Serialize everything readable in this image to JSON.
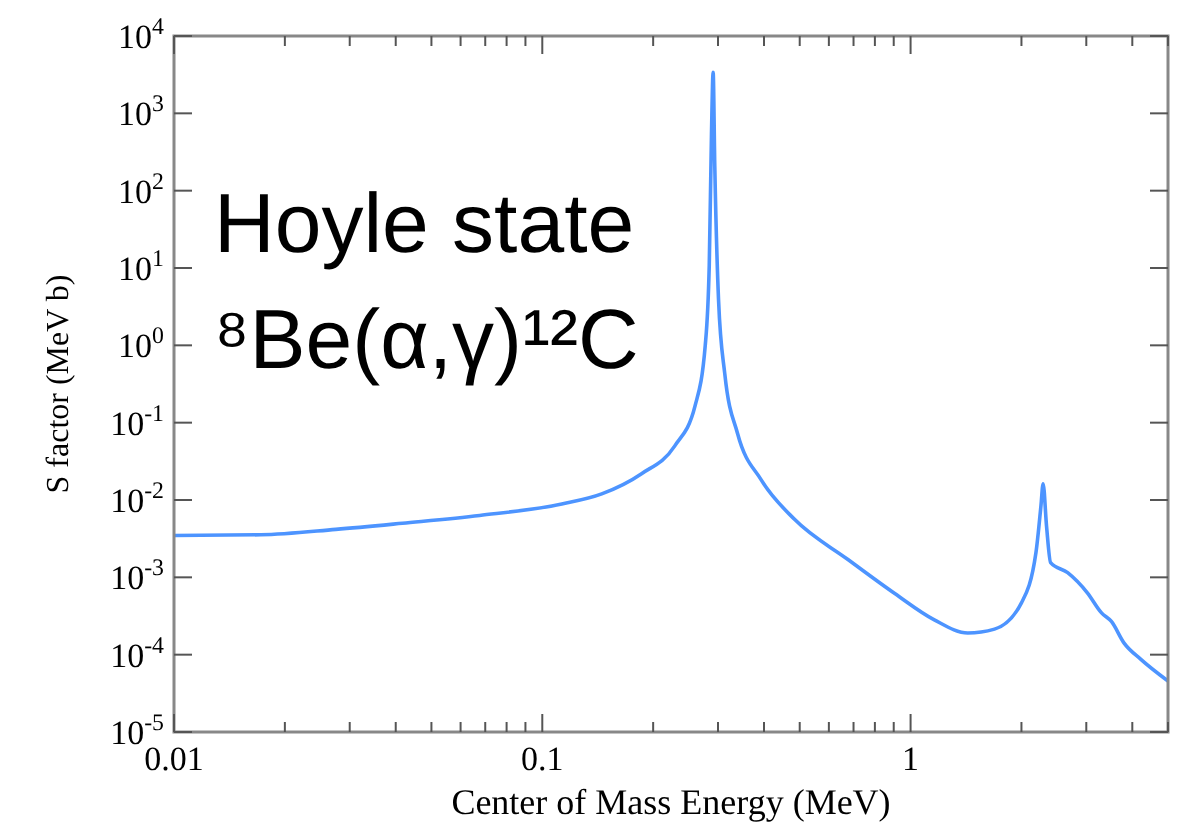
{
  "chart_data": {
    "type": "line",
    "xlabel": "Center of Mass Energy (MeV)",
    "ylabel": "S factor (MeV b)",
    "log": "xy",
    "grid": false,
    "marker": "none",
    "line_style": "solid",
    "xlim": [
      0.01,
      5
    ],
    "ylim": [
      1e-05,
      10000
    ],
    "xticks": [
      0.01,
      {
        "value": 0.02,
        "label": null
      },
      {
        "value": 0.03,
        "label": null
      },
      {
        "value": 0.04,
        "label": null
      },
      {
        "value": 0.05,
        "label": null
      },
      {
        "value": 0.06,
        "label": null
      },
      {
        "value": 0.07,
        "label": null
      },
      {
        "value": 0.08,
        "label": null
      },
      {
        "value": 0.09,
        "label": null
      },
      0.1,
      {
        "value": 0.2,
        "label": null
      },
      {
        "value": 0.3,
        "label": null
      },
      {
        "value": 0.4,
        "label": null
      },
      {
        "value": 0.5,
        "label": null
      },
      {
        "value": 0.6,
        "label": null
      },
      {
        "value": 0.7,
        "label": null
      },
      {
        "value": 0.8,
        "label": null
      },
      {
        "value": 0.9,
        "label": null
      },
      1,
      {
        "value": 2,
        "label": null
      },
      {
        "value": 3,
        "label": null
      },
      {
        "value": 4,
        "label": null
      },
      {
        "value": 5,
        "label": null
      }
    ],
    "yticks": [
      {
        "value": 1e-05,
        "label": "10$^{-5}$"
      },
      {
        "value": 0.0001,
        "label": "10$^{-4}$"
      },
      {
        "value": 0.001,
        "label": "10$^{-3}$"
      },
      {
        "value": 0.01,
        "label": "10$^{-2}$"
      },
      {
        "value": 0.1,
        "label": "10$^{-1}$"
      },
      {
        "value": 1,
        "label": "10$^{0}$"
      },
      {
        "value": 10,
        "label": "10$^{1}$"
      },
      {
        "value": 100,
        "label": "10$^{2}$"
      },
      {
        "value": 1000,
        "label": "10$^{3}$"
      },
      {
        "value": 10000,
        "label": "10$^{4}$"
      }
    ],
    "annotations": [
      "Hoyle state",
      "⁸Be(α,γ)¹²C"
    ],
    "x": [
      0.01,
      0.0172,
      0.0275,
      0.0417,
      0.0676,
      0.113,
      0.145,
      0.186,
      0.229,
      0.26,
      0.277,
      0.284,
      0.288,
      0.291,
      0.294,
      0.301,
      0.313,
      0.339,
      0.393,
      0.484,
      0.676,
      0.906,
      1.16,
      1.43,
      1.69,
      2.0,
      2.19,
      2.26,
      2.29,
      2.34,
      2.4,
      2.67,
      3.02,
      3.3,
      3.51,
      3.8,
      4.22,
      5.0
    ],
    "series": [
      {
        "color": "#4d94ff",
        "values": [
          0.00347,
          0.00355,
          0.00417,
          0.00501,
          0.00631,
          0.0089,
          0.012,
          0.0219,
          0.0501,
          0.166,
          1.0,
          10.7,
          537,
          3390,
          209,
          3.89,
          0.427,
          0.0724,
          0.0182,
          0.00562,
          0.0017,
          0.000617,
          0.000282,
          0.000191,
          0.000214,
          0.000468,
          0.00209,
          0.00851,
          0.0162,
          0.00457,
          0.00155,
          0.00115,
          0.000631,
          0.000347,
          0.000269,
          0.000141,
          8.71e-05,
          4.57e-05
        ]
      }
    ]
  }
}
***
> _Do this_
The listing above must be printed again exactly, minus its pictures.

> _Correct result_
Serialize everything readable in this image to JSON.
{
  "chart_data": {
    "type": "line",
    "xlabel": "Center of Mass Energy (MeV)",
    "ylabel": "S factor (MeV b)",
    "log": "xy",
    "grid": false,
    "marker": "none",
    "line_style": "solid",
    "xlim": [
      0.01,
      5
    ],
    "ylim": [
      1e-05,
      10000
    ],
    "xticks": [
      0.01,
      {
        "value": 0.02,
        "label": null
      },
      {
        "value": 0.03,
        "label": null
      },
      {
        "value": 0.04,
        "label": null
      },
      {
        "value": 0.05,
        "label": null
      },
      {
        "value": 0.06,
        "label": null
      },
      {
        "value": 0.07,
        "label": null
      },
      {
        "value": 0.08,
        "label": null
      },
      {
        "value": 0.09,
        "label": null
      },
      0.1,
      {
        "value": 0.2,
        "label": null
      },
      {
        "value": 0.3,
        "label": null
      },
      {
        "value": 0.4,
        "label": null
      },
      {
        "value": 0.5,
        "label": null
      },
      {
        "value": 0.6,
        "label": null
      },
      {
        "value": 0.7,
        "label": null
      },
      {
        "value": 0.8,
        "label": null
      },
      {
        "value": 0.9,
        "label": null
      },
      1,
      {
        "value": 2,
        "label": null
      },
      {
        "value": 3,
        "label": null
      },
      {
        "value": 4,
        "label": null
      },
      {
        "value": 5,
        "label": null
      }
    ],
    "yticks": [
      {
        "value": 1e-05,
        "label": "10$^{-5}$"
      },
      {
        "value": 0.0001,
        "label": "10$^{-4}$"
      },
      {
        "value": 0.001,
        "label": "10$^{-3}$"
      },
      {
        "value": 0.01,
        "label": "10$^{-2}$"
      },
      {
        "value": 0.1,
        "label": "10$^{-1}$"
      },
      {
        "value": 1,
        "label": "10$^{0}$"
      },
      {
        "value": 10,
        "label": "10$^{1}$"
      },
      {
        "value": 100,
        "label": "10$^{2}$"
      },
      {
        "value": 1000,
        "label": "10$^{3}$"
      },
      {
        "value": 10000,
        "label": "10$^{4}$"
      }
    ],
    "annotations": [
      "Hoyle state",
      "⁸Be(α,γ)¹²C"
    ],
    "x": [
      0.01,
      0.0172,
      0.0275,
      0.0417,
      0.0676,
      0.113,
      0.145,
      0.186,
      0.229,
      0.26,
      0.277,
      0.284,
      0.288,
      0.291,
      0.294,
      0.301,
      0.313,
      0.339,
      0.393,
      0.484,
      0.676,
      0.906,
      1.16,
      1.43,
      1.69,
      2.0,
      2.19,
      2.26,
      2.29,
      2.34,
      2.4,
      2.67,
      3.02,
      3.3,
      3.51,
      3.8,
      4.22,
      5.0
    ],
    "series": [
      {
        "color": "#4d94ff",
        "values": [
          0.00347,
          0.00355,
          0.00417,
          0.00501,
          0.00631,
          0.0089,
          0.012,
          0.0219,
          0.0501,
          0.166,
          1.0,
          10.7,
          537,
          3390,
          209,
          3.89,
          0.427,
          0.0724,
          0.0182,
          0.00562,
          0.0017,
          0.000617,
          0.000282,
          0.000191,
          0.000214,
          0.000468,
          0.00209,
          0.00851,
          0.0162,
          0.00457,
          0.00155,
          0.00115,
          0.000631,
          0.000347,
          0.000269,
          0.000141,
          8.71e-05,
          4.57e-05
        ]
      }
    ]
  }
}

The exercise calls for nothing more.